Exercise directions: Pick out all lines of the entries that include the word "Help" and copy them.

── Extracted material

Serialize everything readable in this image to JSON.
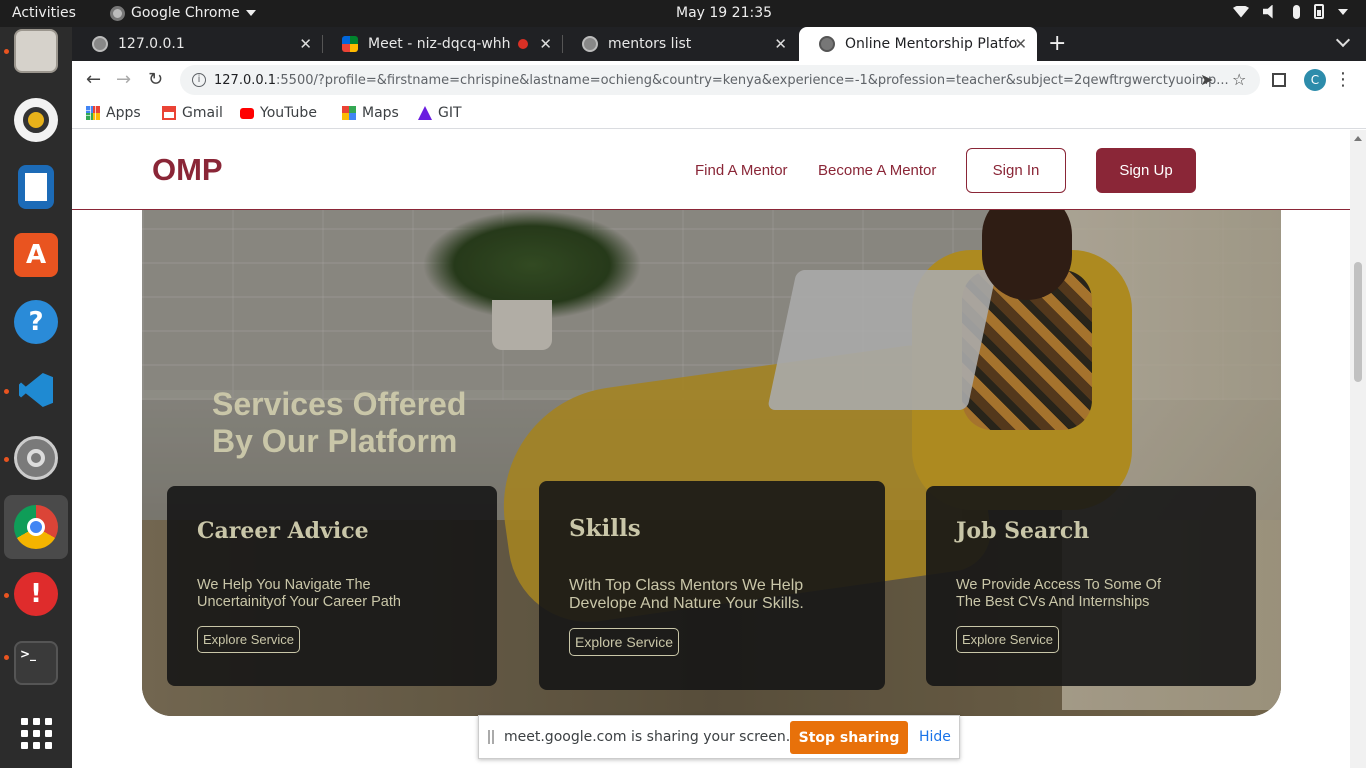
{
  "system": {
    "activities": "Activities",
    "app_name": "Google Chrome",
    "clock": "May 19  21:35"
  },
  "browser": {
    "tabs": [
      {
        "title": "127.0.0.1"
      },
      {
        "title": "Meet - niz-dqcq-whh"
      },
      {
        "title": "mentors list"
      },
      {
        "title": "Online Mentorship Platfo"
      }
    ],
    "new_tab": "+",
    "url_host": "127.0.0.1",
    "url_rest": ":5500/?profile=&firstname=chrispine&lastname=ochieng&country=kenya&experience=-1&profession=teacher&subject=2qewftrgwerctyuoimp...",
    "profile_initial": "C",
    "bookmarks": [
      {
        "label": "Apps"
      },
      {
        "label": "Gmail"
      },
      {
        "label": "YouTube"
      },
      {
        "label": "Maps"
      },
      {
        "label": "GIT"
      }
    ]
  },
  "site": {
    "logo": "OMP",
    "nav": {
      "find_mentor": "Find A Mentor",
      "become_mentor": "Become A Mentor",
      "sign_in": "Sign In",
      "sign_up": "Sign Up"
    },
    "hero": {
      "title_line1": "Services Offered",
      "title_line2": "By Our Platform"
    },
    "cards": [
      {
        "title": "Career Advice",
        "line1": "We Help You Navigate The",
        "line2": "Uncertainityof Your Career Path",
        "button": "Explore Service"
      },
      {
        "title": "Skills",
        "line1": "With Top Class Mentors We Help",
        "line2": "Develope And Nature Your Skills.",
        "button": "Explore Service"
      },
      {
        "title": "Job Search",
        "line1": "We Provide Access To Some Of",
        "line2": "The Best CVs And Internships",
        "button": "Explore Service"
      }
    ]
  },
  "sharebar": {
    "message": "meet.google.com is sharing your screen.",
    "stop": "Stop sharing",
    "hide": "Hide"
  },
  "colors": {
    "brand": "#8a2637",
    "card_text": "#c9c6a8",
    "stop_button": "#e8710a"
  }
}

────

The result:
        "line1": "We Help You Navigate The",
        "line1": "With Top Class Mentors We Help",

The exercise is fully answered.